Task prompt: Note how many lines include the word "учествује", and give that number by itself.
## Begin Listing
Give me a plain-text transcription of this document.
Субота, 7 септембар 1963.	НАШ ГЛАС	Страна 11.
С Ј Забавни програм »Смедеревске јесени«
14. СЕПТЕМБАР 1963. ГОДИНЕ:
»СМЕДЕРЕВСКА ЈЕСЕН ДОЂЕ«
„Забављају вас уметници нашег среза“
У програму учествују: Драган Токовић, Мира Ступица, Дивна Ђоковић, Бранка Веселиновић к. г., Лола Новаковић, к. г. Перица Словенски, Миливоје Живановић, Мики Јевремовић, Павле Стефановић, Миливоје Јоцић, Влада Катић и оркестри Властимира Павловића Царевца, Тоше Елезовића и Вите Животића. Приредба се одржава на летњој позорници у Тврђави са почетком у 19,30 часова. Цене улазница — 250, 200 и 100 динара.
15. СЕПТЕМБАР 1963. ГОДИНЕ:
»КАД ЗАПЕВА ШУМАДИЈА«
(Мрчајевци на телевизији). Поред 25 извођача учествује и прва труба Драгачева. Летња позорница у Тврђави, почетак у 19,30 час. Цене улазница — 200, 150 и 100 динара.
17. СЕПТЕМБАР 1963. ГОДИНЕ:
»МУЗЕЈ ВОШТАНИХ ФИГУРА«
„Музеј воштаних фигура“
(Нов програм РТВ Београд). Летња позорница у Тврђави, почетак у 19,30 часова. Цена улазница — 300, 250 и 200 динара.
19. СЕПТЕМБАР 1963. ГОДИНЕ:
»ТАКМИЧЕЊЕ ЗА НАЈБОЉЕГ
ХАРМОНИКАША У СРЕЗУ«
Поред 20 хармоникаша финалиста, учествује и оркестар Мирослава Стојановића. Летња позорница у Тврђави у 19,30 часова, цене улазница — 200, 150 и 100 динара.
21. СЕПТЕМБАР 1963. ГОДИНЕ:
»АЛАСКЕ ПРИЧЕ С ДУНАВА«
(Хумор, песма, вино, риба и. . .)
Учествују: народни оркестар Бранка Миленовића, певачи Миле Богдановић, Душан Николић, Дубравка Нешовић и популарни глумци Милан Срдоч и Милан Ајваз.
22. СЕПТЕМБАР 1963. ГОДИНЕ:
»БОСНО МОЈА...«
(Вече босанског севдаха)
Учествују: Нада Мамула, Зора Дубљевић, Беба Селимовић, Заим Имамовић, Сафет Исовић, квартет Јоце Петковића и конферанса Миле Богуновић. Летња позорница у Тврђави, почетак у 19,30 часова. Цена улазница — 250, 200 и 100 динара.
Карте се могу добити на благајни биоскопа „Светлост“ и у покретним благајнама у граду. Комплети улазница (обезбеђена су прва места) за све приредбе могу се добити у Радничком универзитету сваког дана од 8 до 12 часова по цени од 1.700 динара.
## End Listing
Answer for this exercise: 2